Stored items
* begin *
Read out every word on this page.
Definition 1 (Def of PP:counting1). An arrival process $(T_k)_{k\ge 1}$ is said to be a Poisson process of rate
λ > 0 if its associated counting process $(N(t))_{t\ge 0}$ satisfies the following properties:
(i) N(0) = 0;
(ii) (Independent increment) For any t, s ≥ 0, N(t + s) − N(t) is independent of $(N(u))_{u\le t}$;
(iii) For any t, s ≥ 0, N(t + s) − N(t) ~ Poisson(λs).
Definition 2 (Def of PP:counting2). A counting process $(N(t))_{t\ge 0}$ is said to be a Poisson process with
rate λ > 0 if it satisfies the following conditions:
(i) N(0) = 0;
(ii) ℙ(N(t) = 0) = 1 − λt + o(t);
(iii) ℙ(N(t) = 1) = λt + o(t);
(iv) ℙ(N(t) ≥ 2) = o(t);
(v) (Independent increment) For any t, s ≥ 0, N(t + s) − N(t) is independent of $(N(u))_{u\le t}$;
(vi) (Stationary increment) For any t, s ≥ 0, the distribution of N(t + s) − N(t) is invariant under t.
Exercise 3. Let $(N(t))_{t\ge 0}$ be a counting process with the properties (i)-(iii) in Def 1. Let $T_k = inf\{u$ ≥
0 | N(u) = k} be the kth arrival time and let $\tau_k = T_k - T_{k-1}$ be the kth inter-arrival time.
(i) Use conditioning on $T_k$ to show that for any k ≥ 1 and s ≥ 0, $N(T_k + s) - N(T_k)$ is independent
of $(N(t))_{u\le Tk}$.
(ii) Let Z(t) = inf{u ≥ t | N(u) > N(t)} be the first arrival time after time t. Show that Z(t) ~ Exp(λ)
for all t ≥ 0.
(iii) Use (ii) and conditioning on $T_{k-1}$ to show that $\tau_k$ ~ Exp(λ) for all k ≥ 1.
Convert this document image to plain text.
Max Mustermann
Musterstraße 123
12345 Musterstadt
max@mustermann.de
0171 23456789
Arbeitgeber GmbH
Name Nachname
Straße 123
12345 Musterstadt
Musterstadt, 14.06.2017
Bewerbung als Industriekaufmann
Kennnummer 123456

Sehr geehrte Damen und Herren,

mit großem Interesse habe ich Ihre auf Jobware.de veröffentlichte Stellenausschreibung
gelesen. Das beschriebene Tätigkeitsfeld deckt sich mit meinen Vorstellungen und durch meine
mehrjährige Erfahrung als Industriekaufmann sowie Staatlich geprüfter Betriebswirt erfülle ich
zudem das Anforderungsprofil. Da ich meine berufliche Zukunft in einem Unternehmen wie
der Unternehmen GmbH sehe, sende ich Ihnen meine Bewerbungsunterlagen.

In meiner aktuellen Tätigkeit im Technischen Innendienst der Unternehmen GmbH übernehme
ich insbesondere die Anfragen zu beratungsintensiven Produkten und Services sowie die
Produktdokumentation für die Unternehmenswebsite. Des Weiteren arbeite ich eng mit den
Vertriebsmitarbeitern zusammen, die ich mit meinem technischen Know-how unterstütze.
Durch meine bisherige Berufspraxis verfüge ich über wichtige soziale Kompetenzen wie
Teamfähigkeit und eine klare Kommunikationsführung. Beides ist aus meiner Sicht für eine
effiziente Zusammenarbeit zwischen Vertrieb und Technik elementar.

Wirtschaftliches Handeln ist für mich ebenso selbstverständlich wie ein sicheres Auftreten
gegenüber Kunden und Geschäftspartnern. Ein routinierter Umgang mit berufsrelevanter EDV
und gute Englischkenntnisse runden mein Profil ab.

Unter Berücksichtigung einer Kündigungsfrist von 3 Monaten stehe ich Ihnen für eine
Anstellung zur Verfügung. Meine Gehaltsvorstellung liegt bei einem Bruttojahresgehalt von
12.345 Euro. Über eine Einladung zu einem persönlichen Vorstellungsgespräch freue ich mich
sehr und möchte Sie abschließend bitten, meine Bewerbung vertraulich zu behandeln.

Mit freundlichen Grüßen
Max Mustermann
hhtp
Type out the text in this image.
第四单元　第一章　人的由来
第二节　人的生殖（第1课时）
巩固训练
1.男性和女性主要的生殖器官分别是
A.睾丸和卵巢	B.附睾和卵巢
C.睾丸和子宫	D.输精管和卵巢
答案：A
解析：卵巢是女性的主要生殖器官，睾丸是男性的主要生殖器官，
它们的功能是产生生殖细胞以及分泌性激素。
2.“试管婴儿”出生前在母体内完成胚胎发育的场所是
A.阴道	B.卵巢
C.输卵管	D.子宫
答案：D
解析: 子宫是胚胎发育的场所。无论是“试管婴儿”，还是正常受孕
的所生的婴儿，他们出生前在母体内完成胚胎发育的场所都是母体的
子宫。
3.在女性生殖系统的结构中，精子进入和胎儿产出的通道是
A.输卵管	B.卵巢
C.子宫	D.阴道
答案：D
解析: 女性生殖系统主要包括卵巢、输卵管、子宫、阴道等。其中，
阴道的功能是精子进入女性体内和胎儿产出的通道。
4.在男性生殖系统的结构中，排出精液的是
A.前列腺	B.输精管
* end *
#### [PROBLEM REQUIREMENTS]
In the records above, find each line with the word "independent" and copy it.

#### [EXPECTED OUTPUT]
(ii) (Independent increment) For any t, s ≥ 0, N(t + s) − N(t) is independent of $(N(u))_{u\le t}$;
(v) (Independent increment) For any t, s ≥ 0, N(t + s) − N(t) is independent of $(N(u))_{u\le t}$;
(i) Use conditioning on $T_k$ to show that for any k ≥ 1 and s ≥ 0, $N(T_k + s) - N(T_k)$ is independent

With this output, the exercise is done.